What you need to do:
Print out the material that follows word for word.
### Input data ###
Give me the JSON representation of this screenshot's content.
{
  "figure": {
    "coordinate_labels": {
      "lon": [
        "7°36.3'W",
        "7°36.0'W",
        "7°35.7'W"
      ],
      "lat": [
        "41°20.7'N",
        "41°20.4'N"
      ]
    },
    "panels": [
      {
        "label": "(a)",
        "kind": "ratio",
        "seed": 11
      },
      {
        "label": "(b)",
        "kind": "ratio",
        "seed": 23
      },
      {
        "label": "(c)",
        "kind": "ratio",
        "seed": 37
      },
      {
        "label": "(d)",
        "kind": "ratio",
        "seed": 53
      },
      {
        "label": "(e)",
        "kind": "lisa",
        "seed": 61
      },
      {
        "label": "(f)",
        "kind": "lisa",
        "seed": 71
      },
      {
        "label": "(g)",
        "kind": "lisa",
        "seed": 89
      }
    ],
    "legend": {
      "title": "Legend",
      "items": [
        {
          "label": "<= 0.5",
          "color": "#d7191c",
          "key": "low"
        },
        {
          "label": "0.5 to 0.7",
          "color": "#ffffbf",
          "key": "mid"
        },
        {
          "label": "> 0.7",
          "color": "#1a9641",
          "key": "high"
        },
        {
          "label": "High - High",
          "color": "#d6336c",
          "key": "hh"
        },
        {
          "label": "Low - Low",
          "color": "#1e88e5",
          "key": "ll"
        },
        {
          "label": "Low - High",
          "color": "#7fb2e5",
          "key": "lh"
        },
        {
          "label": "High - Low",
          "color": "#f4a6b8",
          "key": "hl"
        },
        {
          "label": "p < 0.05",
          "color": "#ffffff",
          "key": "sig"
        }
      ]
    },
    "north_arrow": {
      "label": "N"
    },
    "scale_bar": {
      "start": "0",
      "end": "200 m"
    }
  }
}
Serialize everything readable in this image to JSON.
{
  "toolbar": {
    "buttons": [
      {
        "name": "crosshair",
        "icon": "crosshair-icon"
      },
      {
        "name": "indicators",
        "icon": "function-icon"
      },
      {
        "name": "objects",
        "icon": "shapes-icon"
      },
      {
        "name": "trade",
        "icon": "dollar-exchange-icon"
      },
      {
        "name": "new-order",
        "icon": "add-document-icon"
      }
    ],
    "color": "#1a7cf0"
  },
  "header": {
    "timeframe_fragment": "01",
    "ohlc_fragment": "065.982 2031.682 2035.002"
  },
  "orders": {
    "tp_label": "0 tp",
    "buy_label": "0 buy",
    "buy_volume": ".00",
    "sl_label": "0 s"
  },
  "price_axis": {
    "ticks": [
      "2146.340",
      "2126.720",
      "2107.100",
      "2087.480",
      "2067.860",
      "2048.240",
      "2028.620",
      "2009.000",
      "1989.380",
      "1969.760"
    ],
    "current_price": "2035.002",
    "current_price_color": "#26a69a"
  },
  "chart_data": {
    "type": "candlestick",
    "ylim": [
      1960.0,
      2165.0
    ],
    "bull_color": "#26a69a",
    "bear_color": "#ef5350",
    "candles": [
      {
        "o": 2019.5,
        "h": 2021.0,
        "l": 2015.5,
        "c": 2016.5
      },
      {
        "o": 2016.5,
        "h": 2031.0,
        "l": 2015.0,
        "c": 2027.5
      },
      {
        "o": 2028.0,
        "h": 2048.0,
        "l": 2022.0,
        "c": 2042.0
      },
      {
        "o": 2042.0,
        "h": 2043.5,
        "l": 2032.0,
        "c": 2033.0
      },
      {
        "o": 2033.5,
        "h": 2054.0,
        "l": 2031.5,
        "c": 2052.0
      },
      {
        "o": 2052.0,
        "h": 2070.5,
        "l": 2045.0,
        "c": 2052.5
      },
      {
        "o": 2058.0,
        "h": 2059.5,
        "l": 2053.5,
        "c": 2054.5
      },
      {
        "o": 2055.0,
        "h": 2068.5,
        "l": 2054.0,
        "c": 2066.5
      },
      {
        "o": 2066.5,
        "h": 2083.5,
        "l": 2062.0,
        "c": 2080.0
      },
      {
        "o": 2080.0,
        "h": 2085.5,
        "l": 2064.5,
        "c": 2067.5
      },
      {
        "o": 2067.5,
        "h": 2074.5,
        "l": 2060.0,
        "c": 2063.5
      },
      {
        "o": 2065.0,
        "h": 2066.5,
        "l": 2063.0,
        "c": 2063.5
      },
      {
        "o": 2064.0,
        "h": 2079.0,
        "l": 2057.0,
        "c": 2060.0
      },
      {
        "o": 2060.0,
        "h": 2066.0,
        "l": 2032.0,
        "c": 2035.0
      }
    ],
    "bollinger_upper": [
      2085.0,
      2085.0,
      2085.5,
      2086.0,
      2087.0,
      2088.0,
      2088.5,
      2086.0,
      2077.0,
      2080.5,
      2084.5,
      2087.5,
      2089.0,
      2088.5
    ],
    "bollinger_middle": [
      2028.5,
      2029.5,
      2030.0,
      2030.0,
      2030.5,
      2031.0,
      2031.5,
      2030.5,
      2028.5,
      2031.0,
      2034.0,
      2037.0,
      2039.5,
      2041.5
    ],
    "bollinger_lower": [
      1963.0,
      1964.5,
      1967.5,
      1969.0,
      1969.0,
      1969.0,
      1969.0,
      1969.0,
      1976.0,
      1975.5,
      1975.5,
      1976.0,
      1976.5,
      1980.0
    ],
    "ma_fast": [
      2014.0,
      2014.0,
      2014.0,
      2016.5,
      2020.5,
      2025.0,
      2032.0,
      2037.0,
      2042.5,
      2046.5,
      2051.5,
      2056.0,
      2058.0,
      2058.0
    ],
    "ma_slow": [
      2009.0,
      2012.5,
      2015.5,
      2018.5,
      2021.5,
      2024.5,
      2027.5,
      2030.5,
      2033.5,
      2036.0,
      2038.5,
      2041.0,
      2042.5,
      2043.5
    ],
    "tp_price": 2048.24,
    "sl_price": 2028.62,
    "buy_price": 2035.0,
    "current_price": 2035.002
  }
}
###
Final answer:
Give me the JSON representation of this screenshot's content.
{
  "figure": {
    "coordinate_labels": {
      "lon": [
        "7°36.3'W",
        "7°36.0'W",
        "7°35.7'W"
      ],
      "lat": [
        "41°20.7'N",
        "41°20.4'N"
      ]
    },
    "panels": [
      {
        "label": "(a)",
        "kind": "ratio",
        "seed": 11
      },
      {
        "label": "(b)",
        "kind": "ratio",
        "seed": 23
      },
      {
        "label": "(c)",
        "kind": "ratio",
        "seed": 37
      },
      {
        "label": "(d)",
        "kind": "ratio",
        "seed": 53
      },
      {
        "label": "(e)",
        "kind": "lisa",
        "seed": 61
      },
      {
        "label": "(f)",
        "kind": "lisa",
        "seed": 71
      },
      {
        "label": "(g)",
        "kind": "lisa",
        "seed": 89
      }
    ],
    "legend": {
      "title": "Legend",
      "items": [
        {
          "label": "<= 0.5",
          "color": "#d7191c",
          "key": "low"
        },
        {
          "label": "0.5 to 0.7",
          "color": "#ffffbf",
          "key": "mid"
        },
        {
          "label": "> 0.7",
          "color": "#1a9641",
          "key": "high"
        },
        {
          "label": "High - High",
          "color": "#d6336c",
          "key": "hh"
        },
        {
          "label": "Low - Low",
          "color": "#1e88e5",
          "key": "ll"
        },
        {
          "label": "Low - High",
          "color": "#7fb2e5",
          "key": "lh"
        },
        {
          "label": "High - Low",
          "color": "#f4a6b8",
          "key": "hl"
        },
        {
          "label": "p < 0.05",
          "color": "#ffffff",
          "key": "sig"
        }
      ]
    },
    "north_arrow": {
      "label": "N"
    },
    "scale_bar": {
      "start": "0",
      "end": "200 m"
    }
  }
}
Serialize everything readable in this image to JSON.
{
  "toolbar": {
    "buttons": [
      {
        "name": "crosshair",
        "icon": "crosshair-icon"
      },
      {
        "name": "indicators",
        "icon": "function-icon"
      },
      {
        "name": "objects",
        "icon": "shapes-icon"
      },
      {
        "name": "trade",
        "icon": "dollar-exchange-icon"
      },
      {
        "name": "new-order",
        "icon": "add-document-icon"
      }
    ],
    "color": "#1a7cf0"
  },
  "header": {
    "timeframe_fragment": "01",
    "ohlc_fragment": "065.982 2031.682 2035.002"
  },
  "orders": {
    "tp_label": "0 tp",
    "buy_label": "0 buy",
    "buy_volume": ".00",
    "sl_label": "0 s"
  },
  "price_axis": {
    "ticks": [
      "2146.340",
      "2126.720",
      "2107.100",
      "2087.480",
      "2067.860",
      "2048.240",
      "2028.620",
      "2009.000",
      "1989.380",
      "1969.760"
    ],
    "current_price": "2035.002",
    "current_price_color": "#26a69a"
  },
  "chart_data": {
    "type": "candlestick",
    "ylim": [
      1960.0,
      2165.0
    ],
    "bull_color": "#26a69a",
    "bear_color": "#ef5350",
    "candles": [
      {
        "o": 2019.5,
        "h": 2021.0,
        "l": 2015.5,
        "c": 2016.5
      },
      {
        "o": 2016.5,
        "h": 2031.0,
        "l": 2015.0,
        "c": 2027.5
      },
      {
        "o": 2028.0,
        "h": 2048.0,
        "l": 2022.0,
        "c": 2042.0
      },
      {
        "o": 2042.0,
        "h": 2043.5,
        "l": 2032.0,
        "c": 2033.0
      },
      {
        "o": 2033.5,
        "h": 2054.0,
        "l": 2031.5,
        "c": 2052.0
      },
      {
        "o": 2052.0,
        "h": 2070.5,
        "l": 2045.0,
        "c": 2052.5
      },
      {
        "o": 2058.0,
        "h": 2059.5,
        "l": 2053.5,
        "c": 2054.5
      },
      {
        "o": 2055.0,
        "h": 2068.5,
        "l": 2054.0,
        "c": 2066.5
      },
      {
        "o": 2066.5,
        "h": 2083.5,
        "l": 2062.0,
        "c": 2080.0
      },
      {
        "o": 2080.0,
        "h": 2085.5,
        "l": 2064.5,
        "c": 2067.5
      },
      {
        "o": 2067.5,
        "h": 2074.5,
        "l": 2060.0,
        "c": 2063.5
      },
      {
        "o": 2065.0,
        "h": 2066.5,
        "l": 2063.0,
        "c": 2063.5
      },
      {
        "o": 2064.0,
        "h": 2079.0,
        "l": 2057.0,
        "c": 2060.0
      },
      {
        "o": 2060.0,
        "h": 2066.0,
        "l": 2032.0,
        "c": 2035.0
      }
    ],
    "bollinger_upper": [
      2085.0,
      2085.0,
      2085.5,
      2086.0,
      2087.0,
      2088.0,
      2088.5,
      2086.0,
      2077.0,
      2080.5,
      2084.5,
      2087.5,
      2089.0,
      2088.5
    ],
    "bollinger_middle": [
      2028.5,
      2029.5,
      2030.0,
      2030.0,
      2030.5,
      2031.0,
      2031.5,
      2030.5,
      2028.5,
      2031.0,
      2034.0,
      2037.0,
      2039.5,
      2041.5
    ],
    "bollinger_lower": [
      1963.0,
      1964.5,
      1967.5,
      1969.0,
      1969.0,
      1969.0,
      1969.0,
      1969.0,
      1976.0,
      1975.5,
      1975.5,
      1976.0,
      1976.5,
      1980.0
    ],
    "ma_fast": [
      2014.0,
      2014.0,
      2014.0,
      2016.5,
      2020.5,
      2025.0,
      2032.0,
      2037.0,
      2042.5,
      2046.5,
      2051.5,
      2056.0,
      2058.0,
      2058.0
    ],
    "ma_slow": [
      2009.0,
      2012.5,
      2015.5,
      2018.5,
      2021.5,
      2024.5,
      2027.5,
      2030.5,
      2033.5,
      2036.0,
      2038.5,
      2041.0,
      2042.5,
      2043.5
    ],
    "tp_price": 2048.24,
    "sl_price": 2028.62,
    "buy_price": 2035.0,
    "current_price": 2035.002
  }
}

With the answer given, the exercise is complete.